> _Data to use_
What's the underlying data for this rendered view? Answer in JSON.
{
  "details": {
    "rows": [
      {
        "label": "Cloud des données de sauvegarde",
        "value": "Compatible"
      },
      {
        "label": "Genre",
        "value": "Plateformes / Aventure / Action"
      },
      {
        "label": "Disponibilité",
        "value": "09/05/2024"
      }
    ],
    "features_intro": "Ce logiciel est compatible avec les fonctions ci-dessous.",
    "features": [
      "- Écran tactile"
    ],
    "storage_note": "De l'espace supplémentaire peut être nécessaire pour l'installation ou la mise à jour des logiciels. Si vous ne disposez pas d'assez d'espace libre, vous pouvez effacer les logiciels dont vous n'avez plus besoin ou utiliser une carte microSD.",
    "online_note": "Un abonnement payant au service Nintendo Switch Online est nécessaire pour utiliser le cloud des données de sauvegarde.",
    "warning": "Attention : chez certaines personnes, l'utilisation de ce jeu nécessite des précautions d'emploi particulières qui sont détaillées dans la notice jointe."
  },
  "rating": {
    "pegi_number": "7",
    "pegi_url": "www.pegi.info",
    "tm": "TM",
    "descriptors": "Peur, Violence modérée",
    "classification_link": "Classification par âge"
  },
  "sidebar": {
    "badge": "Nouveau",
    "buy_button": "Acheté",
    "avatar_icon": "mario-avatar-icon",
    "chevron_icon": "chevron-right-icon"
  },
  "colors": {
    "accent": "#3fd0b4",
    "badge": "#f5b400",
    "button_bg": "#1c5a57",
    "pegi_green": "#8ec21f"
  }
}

> _Required task_
Each line of the material above must be retyped precisely.

> _The output_
What's the underlying data for this rendered view? Answer in JSON.
{
  "details": {
    "rows": [
      {
        "label": "Cloud des données de sauvegarde",
        "value": "Compatible"
      },
      {
        "label": "Genre",
        "value": "Plateformes / Aventure / Action"
      },
      {
        "label": "Disponibilité",
        "value": "09/05/2024"
      }
    ],
    "features_intro": "Ce logiciel est compatible avec les fonctions ci-dessous.",
    "features": [
      "- Écran tactile"
    ],
    "storage_note": "De l'espace supplémentaire peut être nécessaire pour l'installation ou la mise à jour des logiciels. Si vous ne disposez pas d'assez d'espace libre, vous pouvez effacer les logiciels dont vous n'avez plus besoin ou utiliser une carte microSD.",
    "online_note": "Un abonnement payant au service Nintendo Switch Online est nécessaire pour utiliser le cloud des données de sauvegarde.",
    "warning": "Attention : chez certaines personnes, l'utilisation de ce jeu nécessite des précautions d'emploi particulières qui sont détaillées dans la notice jointe."
  },
  "rating": {
    "pegi_number": "7",
    "pegi_url": "www.pegi.info",
    "tm": "TM",
    "descriptors": "Peur, Violence modérée",
    "classification_link": "Classification par âge"
  },
  "sidebar": {
    "badge": "Nouveau",
    "buy_button": "Acheté",
    "avatar_icon": "mario-avatar-icon",
    "chevron_icon": "chevron-right-icon"
  },
  "colors": {
    "accent": "#3fd0b4",
    "badge": "#f5b400",
    "button_bg": "#1c5a57",
    "pegi_green": "#8ec21f"
  }
}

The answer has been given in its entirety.